Find each line with "JSON" and copy it.
START
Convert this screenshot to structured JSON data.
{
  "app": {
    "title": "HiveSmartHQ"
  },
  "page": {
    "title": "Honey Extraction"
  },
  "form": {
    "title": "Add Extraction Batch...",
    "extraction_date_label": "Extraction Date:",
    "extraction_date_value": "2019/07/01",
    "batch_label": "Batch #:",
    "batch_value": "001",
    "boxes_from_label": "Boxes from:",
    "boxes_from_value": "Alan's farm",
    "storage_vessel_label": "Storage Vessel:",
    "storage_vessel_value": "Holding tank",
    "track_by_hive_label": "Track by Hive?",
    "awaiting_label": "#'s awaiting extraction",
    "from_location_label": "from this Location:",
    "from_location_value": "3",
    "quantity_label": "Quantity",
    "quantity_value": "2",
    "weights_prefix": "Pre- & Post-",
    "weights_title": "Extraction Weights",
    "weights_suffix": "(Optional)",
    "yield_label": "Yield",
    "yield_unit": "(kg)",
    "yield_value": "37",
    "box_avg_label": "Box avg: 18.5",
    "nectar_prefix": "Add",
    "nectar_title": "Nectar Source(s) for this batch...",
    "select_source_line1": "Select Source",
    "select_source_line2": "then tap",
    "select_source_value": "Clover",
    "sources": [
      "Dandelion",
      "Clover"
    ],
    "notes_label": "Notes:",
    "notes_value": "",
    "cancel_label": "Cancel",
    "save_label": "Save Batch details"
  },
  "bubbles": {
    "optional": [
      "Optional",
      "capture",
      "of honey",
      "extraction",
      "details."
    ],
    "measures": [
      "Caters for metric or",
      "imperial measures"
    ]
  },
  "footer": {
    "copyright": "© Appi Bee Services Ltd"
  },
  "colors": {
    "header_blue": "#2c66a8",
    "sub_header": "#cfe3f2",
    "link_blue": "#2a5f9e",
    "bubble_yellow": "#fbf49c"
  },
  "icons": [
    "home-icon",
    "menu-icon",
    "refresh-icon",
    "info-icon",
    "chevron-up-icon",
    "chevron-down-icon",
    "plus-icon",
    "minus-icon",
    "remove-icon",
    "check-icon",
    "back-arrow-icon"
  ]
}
END
START
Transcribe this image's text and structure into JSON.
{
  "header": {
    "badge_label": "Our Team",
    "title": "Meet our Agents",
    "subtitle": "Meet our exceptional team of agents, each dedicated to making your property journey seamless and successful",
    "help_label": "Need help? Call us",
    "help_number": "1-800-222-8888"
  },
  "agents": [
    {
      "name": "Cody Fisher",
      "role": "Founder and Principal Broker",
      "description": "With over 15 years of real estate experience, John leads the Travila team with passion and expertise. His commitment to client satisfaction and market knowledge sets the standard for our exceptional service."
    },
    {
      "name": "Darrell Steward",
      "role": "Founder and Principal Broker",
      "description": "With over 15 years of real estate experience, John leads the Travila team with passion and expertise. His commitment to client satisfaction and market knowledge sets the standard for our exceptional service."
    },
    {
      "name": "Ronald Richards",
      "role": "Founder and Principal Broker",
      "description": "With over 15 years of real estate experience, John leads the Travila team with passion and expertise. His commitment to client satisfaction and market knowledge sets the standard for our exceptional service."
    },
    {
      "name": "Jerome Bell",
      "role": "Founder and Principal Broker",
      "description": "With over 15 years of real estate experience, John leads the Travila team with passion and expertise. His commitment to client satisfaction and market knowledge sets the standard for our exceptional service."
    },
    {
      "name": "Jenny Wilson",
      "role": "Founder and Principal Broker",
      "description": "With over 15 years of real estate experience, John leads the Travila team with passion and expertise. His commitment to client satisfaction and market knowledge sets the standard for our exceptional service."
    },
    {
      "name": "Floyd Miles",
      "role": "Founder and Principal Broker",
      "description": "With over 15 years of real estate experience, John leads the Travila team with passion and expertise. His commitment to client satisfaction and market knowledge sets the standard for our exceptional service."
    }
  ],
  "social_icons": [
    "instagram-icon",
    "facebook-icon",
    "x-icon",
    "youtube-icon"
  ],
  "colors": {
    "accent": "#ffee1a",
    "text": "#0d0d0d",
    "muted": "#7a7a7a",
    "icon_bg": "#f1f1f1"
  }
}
END
### In response
Convert this screenshot to structured JSON data.
Transcribe this image's text and structure into JSON.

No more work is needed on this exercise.